--- BEGIN EXERCISE INPUT ---

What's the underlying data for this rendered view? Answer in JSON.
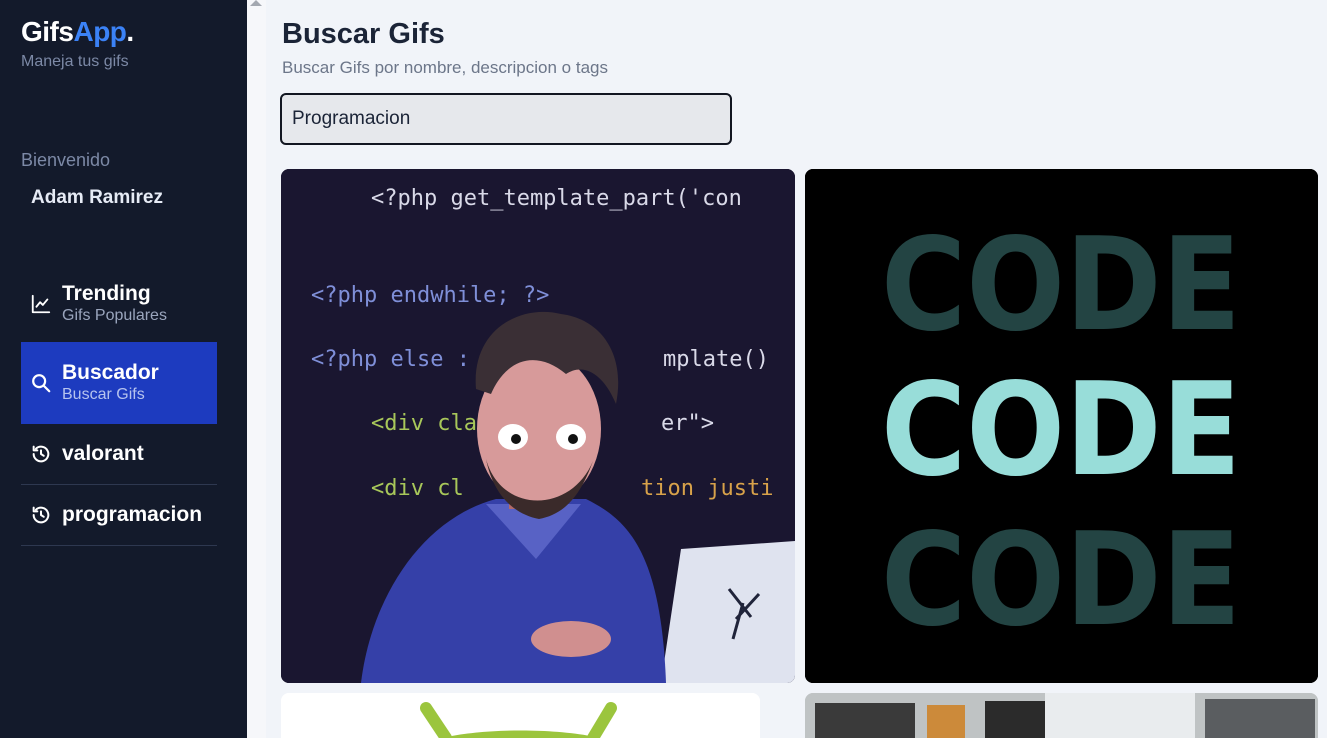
{
  "brand": {
    "name": "Gifs",
    "accent": "App",
    "dot": ".",
    "subtitle": "Maneja tus gifs"
  },
  "sidebar": {
    "welcome": "Bienvenido",
    "user": "Adam Ramirez",
    "items": [
      {
        "title": "Trending",
        "subtitle": "Gifs Populares",
        "icon": "trending-icon"
      },
      {
        "title": "Buscador",
        "subtitle": "Buscar Gifs",
        "icon": "search-icon",
        "active": true
      },
      {
        "title": "valorant",
        "icon": "history-icon"
      },
      {
        "title": "programacion",
        "icon": "history-icon"
      }
    ]
  },
  "main": {
    "title": "Buscar Gifs",
    "subtitle": "Buscar Gifs por nombre, descripcion o tags",
    "search_value": "Programacion"
  },
  "gifs": [
    {
      "name": "programmer-gif",
      "code_lines": [
        "<?php get_template_part('con",
        "<?php endwhile; ?>",
        "<?php else : ",
        "mplate()",
        "<div cla",
        "er\">",
        "<div cl",
        "tion justi"
      ]
    },
    {
      "name": "code-code-code-gif",
      "words": [
        "CODE",
        "CODE",
        "CODE"
      ]
    },
    {
      "name": "android-gif"
    },
    {
      "name": "office-gif"
    }
  ],
  "colors": {
    "sidebar": "#131a2b",
    "active": "#1d3bbf",
    "accent": "#3b82f6",
    "code_dark": "#234443",
    "code_light": "#98ddd9"
  }
}
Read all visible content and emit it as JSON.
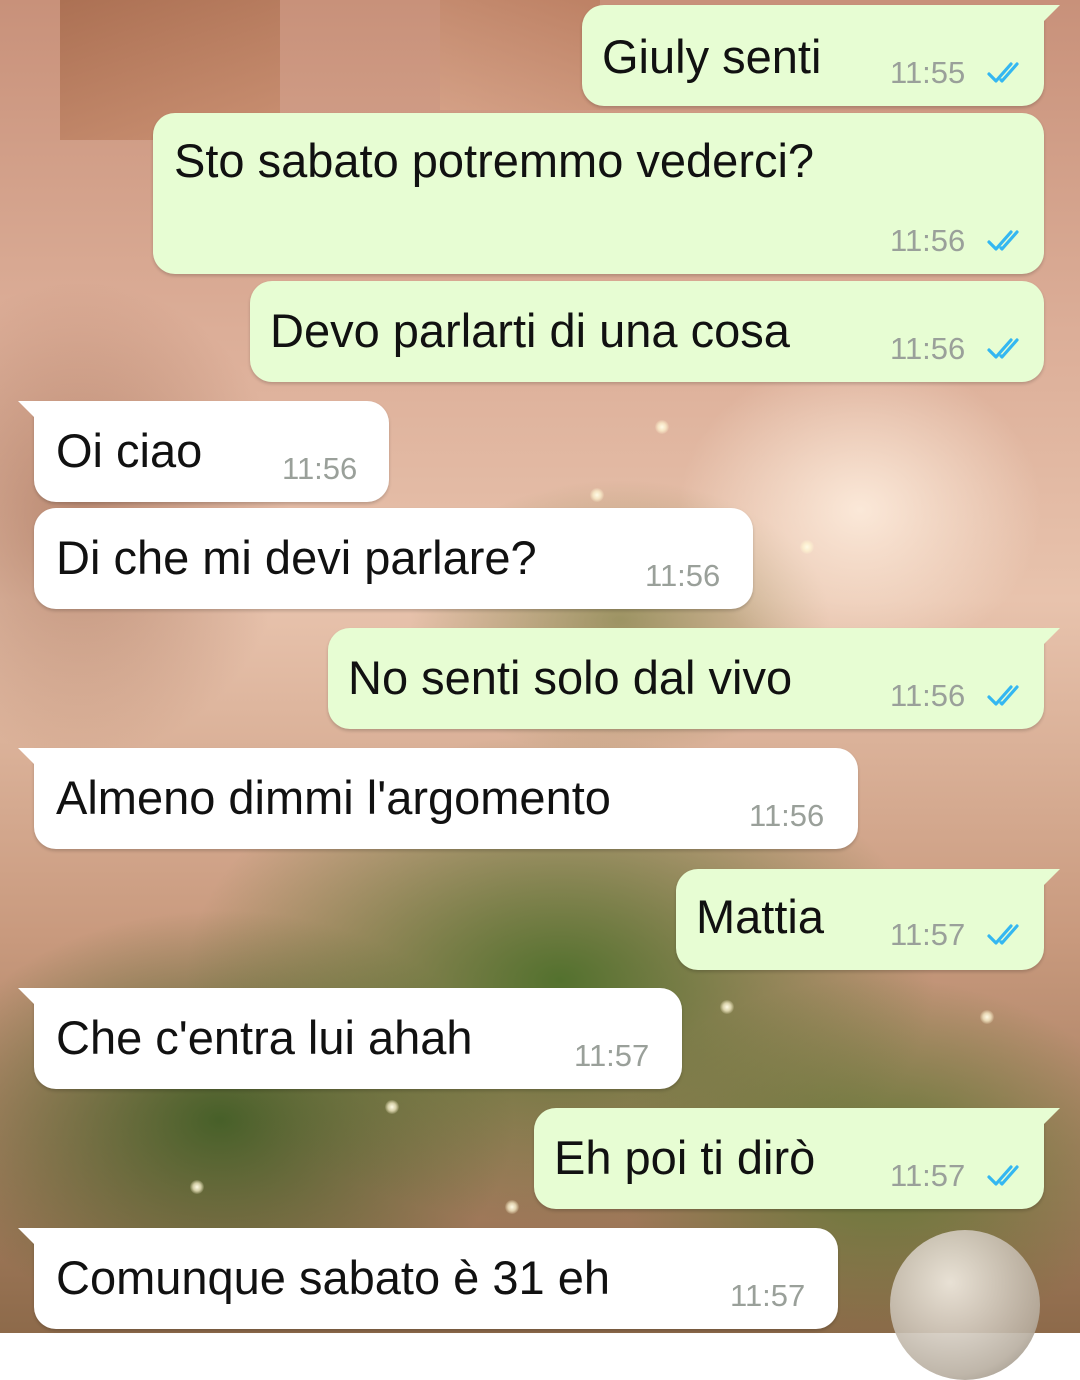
{
  "conversation": {
    "messages": [
      {
        "direction": "outgoing",
        "text": "Giuly senti",
        "time": "11:55",
        "status": "read"
      },
      {
        "direction": "outgoing",
        "text": "Sto sabato potremmo vederci?",
        "time": "11:56",
        "status": "read"
      },
      {
        "direction": "outgoing",
        "text": "Devo parlarti di una cosa",
        "time": "11:56",
        "status": "read"
      },
      {
        "direction": "incoming",
        "text": "Oi ciao",
        "time": "11:56"
      },
      {
        "direction": "incoming",
        "text": "Di che mi devi parlare?",
        "time": "11:56"
      },
      {
        "direction": "outgoing",
        "text": "No senti solo dal vivo",
        "time": "11:56",
        "status": "read"
      },
      {
        "direction": "incoming",
        "text": "Almeno dimmi l'argomento",
        "time": "11:56"
      },
      {
        "direction": "outgoing",
        "text": "Mattia",
        "time": "11:57",
        "status": "read"
      },
      {
        "direction": "incoming",
        "text": "Che c'entra lui ahah",
        "time": "11:57"
      },
      {
        "direction": "outgoing",
        "text": "Eh poi ti dirò",
        "time": "11:57",
        "status": "read"
      },
      {
        "direction": "incoming",
        "text": "Comunque sabato è 31 eh",
        "time": "11:57"
      }
    ]
  },
  "colors": {
    "outgoing_bubble": "#e7fdd3",
    "incoming_bubble": "#ffffff",
    "read_check": "#34b7f1",
    "timestamp": "#9aa09a"
  },
  "icons": {
    "read_receipt": "double-check-icon"
  }
}
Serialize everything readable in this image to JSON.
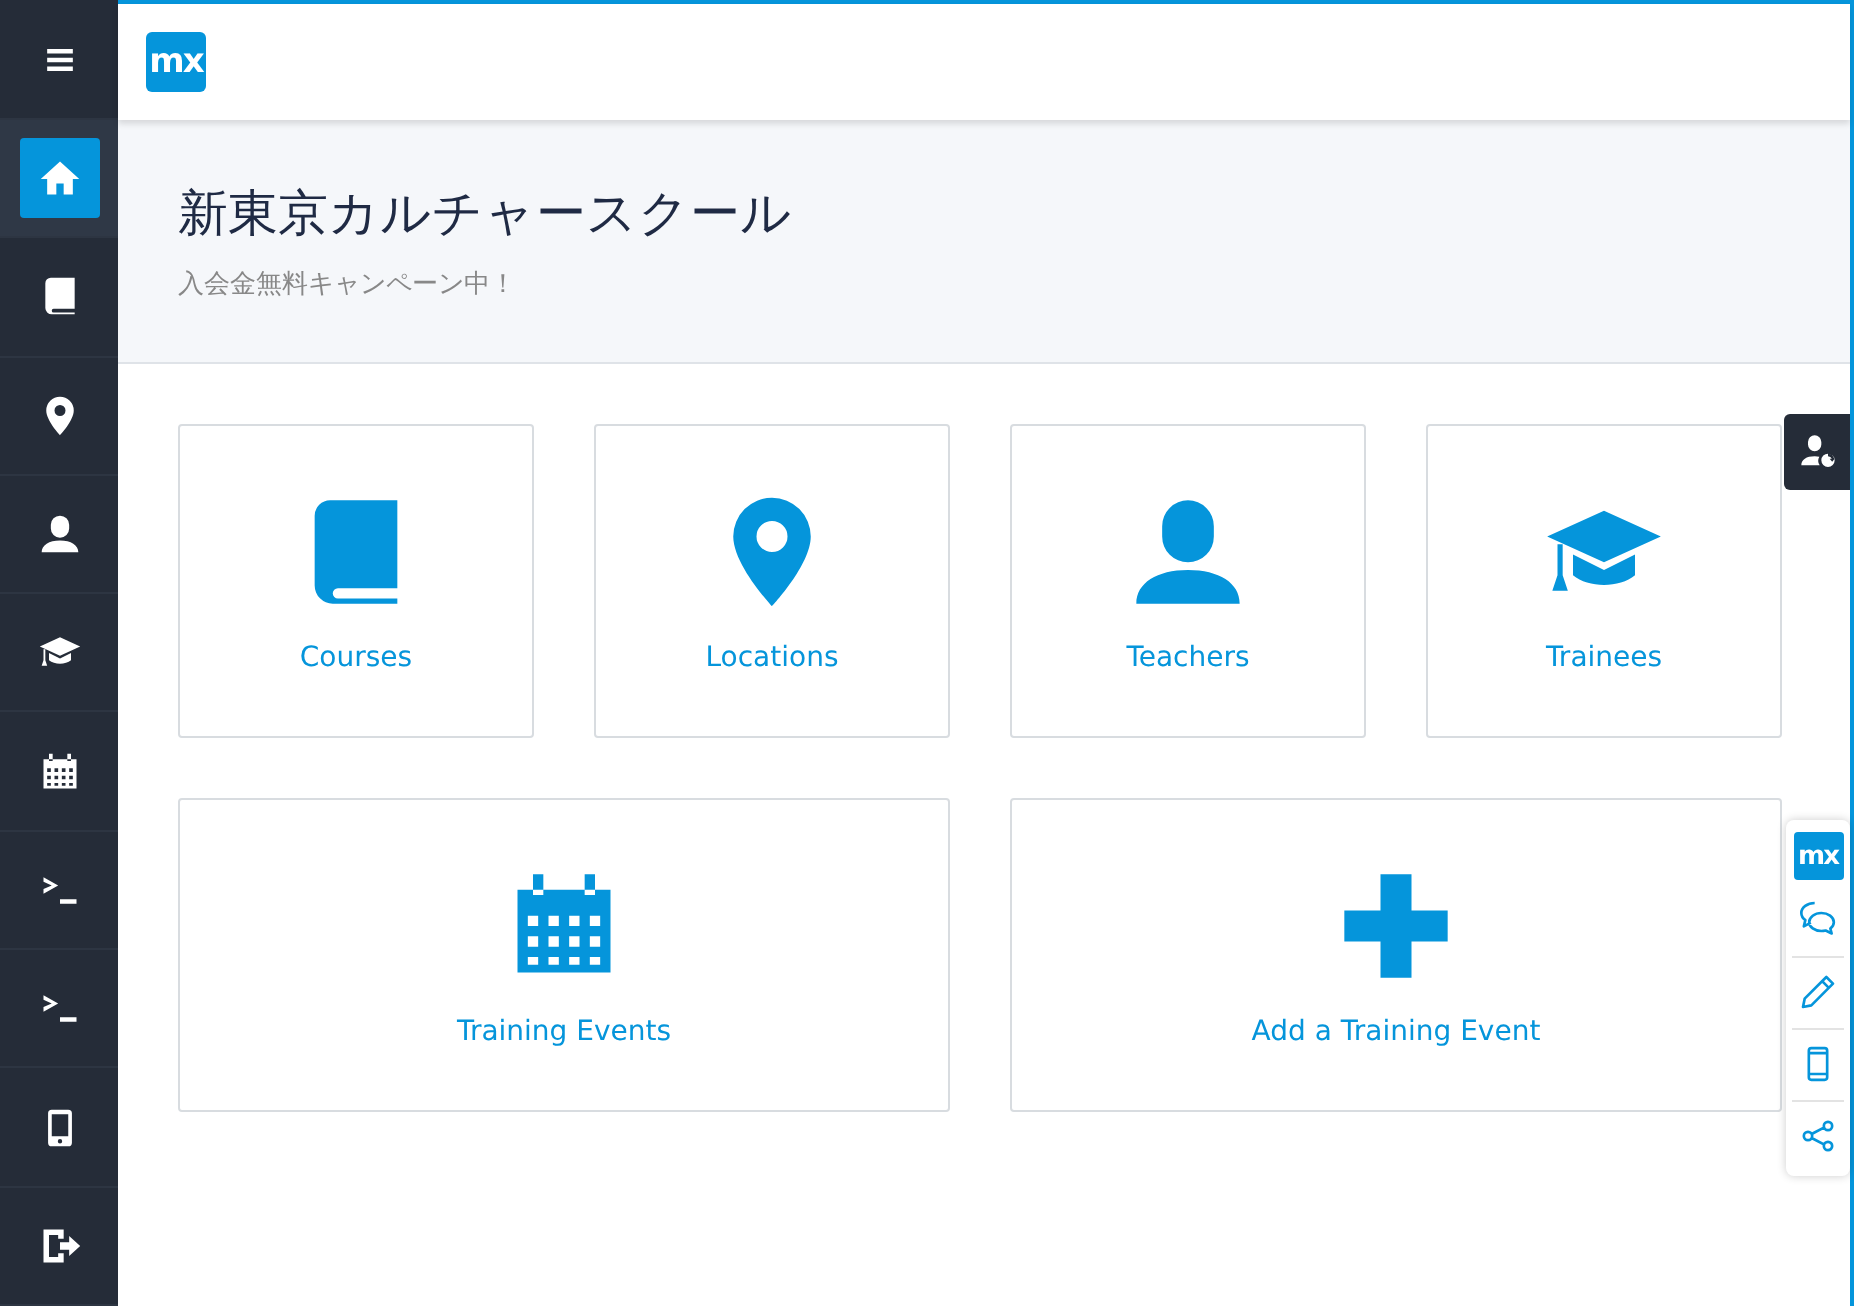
{
  "sidebar": {
    "items": [
      {
        "kind": "menu",
        "selected": false
      },
      {
        "kind": "home",
        "selected": true
      },
      {
        "kind": "book",
        "selected": false
      },
      {
        "kind": "pin",
        "selected": false
      },
      {
        "kind": "person",
        "selected": false
      },
      {
        "kind": "cap",
        "selected": false
      },
      {
        "kind": "calendar",
        "selected": false
      },
      {
        "kind": "terminal",
        "selected": false
      },
      {
        "kind": "terminal",
        "selected": false
      },
      {
        "kind": "phone",
        "selected": false
      },
      {
        "kind": "logout",
        "selected": false
      }
    ]
  },
  "header": {
    "logo": "mx"
  },
  "hero": {
    "title": "新東京カルチャースクール",
    "subtitle": "入会金無料キャンペーン中！"
  },
  "tile_rows": [
    [
      {
        "label": "Courses",
        "kind": "book"
      },
      {
        "label": "Locations",
        "kind": "pin"
      },
      {
        "label": "Teachers",
        "kind": "person"
      },
      {
        "label": "Trainees",
        "kind": "cap"
      }
    ],
    [
      {
        "label": "Training Events",
        "kind": "calendar"
      },
      {
        "label": "Add a Training Event",
        "kind": "plus"
      }
    ]
  ],
  "dev_toolbar": {
    "logo": "mx",
    "tools": [
      {
        "kind": "chat"
      },
      {
        "kind": "pencil"
      },
      {
        "kind": "phone-outline"
      },
      {
        "kind": "share"
      }
    ]
  }
}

--- END EXERCISE INPUT ---

(WORK TO DO): Strip out the images, then output the records above word for word.

(THE RESULT):
What's the underlying data for this rendered view? Answer in JSON.
{
  "brand": {
    "name": "Gifs",
    "accent": "App",
    "dot": ".",
    "subtitle": "Maneja tus gifs"
  },
  "sidebar": {
    "welcome": "Bienvenido",
    "user": "Adam Ramirez",
    "items": [
      {
        "title": "Trending",
        "subtitle": "Gifs Populares",
        "icon": "trending-icon"
      },
      {
        "title": "Buscador",
        "subtitle": "Buscar Gifs",
        "icon": "search-icon",
        "active": true
      },
      {
        "title": "valorant",
        "icon": "history-icon"
      },
      {
        "title": "programacion",
        "icon": "history-icon"
      }
    ]
  },
  "main": {
    "title": "Buscar Gifs",
    "subtitle": "Buscar Gifs por nombre, descripcion o tags",
    "search_value": "Programacion"
  },
  "gifs": [
    {
      "name": "programmer-gif",
      "code_lines": [
        "<?php get_template_part('con",
        "<?php endwhile; ?>",
        "<?php else : ",
        "mplate()",
        "<div cla",
        "er\">",
        "<div cl",
        "tion justi"
      ]
    },
    {
      "name": "code-code-code-gif",
      "words": [
        "CODE",
        "CODE",
        "CODE"
      ]
    },
    {
      "name": "android-gif"
    },
    {
      "name": "office-gif"
    }
  ],
  "colors": {
    "sidebar": "#131a2b",
    "active": "#1d3bbf",
    "accent": "#3b82f6",
    "code_dark": "#234443",
    "code_light": "#98ddd9"
  }
}
Read all visible content and emit it as JSON.
{
  "conversation": {
    "messages": [
      {
        "direction": "outgoing",
        "text": "Giuly senti",
        "time": "11:55",
        "status": "read"
      },
      {
        "direction": "outgoing",
        "text": "Sto sabato potremmo vederci?",
        "time": "11:56",
        "status": "read"
      },
      {
        "direction": "outgoing",
        "text": "Devo parlarti di una cosa",
        "time": "11:56",
        "status": "read"
      },
      {
        "direction": "incoming",
        "text": "Oi ciao",
        "time": "11:56"
      },
      {
        "direction": "incoming",
        "text": "Di che mi devi parlare?",
        "time": "11:56"
      },
      {
        "direction": "outgoing",
        "text": "No senti solo dal vivo",
        "time": "11:56",
        "status": "read"
      },
      {
        "direction": "incoming",
        "text": "Almeno dimmi l'argomento",
        "time": "11:56"
      },
      {
        "direction": "outgoing",
        "text": "Mattia",
        "time": "11:57",
        "status": "read"
      },
      {
        "direction": "incoming",
        "text": "Che c'entra lui ahah",
        "time": "11:57"
      },
      {
        "direction": "outgoing",
        "text": "Eh poi ti dirò",
        "time": "11:57",
        "status": "read"
      },
      {
        "direction": "incoming",
        "text": "Comunque sabato è 31 eh",
        "time": "11:57"
      }
    ]
  },
  "colors": {
    "outgoing_bubble": "#e7fdd3",
    "incoming_bubble": "#ffffff",
    "read_check": "#34b7f1",
    "timestamp": "#9aa09a"
  },
  "icons": {
    "read_receipt": "double-check-icon"
  }
}
Serialize everything readable in this image to JSON.
{
  "sidebar": {
    "items": [
      {
        "kind": "menu",
        "selected": false
      },
      {
        "kind": "home",
        "selected": true
      },
      {
        "kind": "book",
        "selected": false
      },
      {
        "kind": "pin",
        "selected": false
      },
      {
        "kind": "person",
        "selected": false
      },
      {
        "kind": "cap",
        "selected": false
      },
      {
        "kind": "calendar",
        "selected": false
      },
      {
        "kind": "terminal",
        "selected": false
      },
      {
        "kind": "terminal",
        "selected": false
      },
      {
        "kind": "phone",
        "selected": false
      },
      {
        "kind": "logout",
        "selected": false
      }
    ]
  },
  "header": {
    "logo": "mx"
  },
  "hero": {
    "title": "新東京カルチャースクール",
    "subtitle": "入会金無料キャンペーン中！"
  },
  "tile_rows": [
    [
      {
        "label": "Courses",
        "kind": "book"
      },
      {
        "label": "Locations",
        "kind": "pin"
      },
      {
        "label": "Teachers",
        "kind": "person"
      },
      {
        "label": "Trainees",
        "kind": "cap"
      }
    ],
    [
      {
        "label": "Training Events",
        "kind": "calendar"
      },
      {
        "label": "Add a Training Event",
        "kind": "plus"
      }
    ]
  ],
  "dev_toolbar": {
    "logo": "mx",
    "tools": [
      {
        "kind": "chat"
      },
      {
        "kind": "pencil"
      },
      {
        "kind": "phone-outline"
      },
      {
        "kind": "share"
      }
    ]
  }
}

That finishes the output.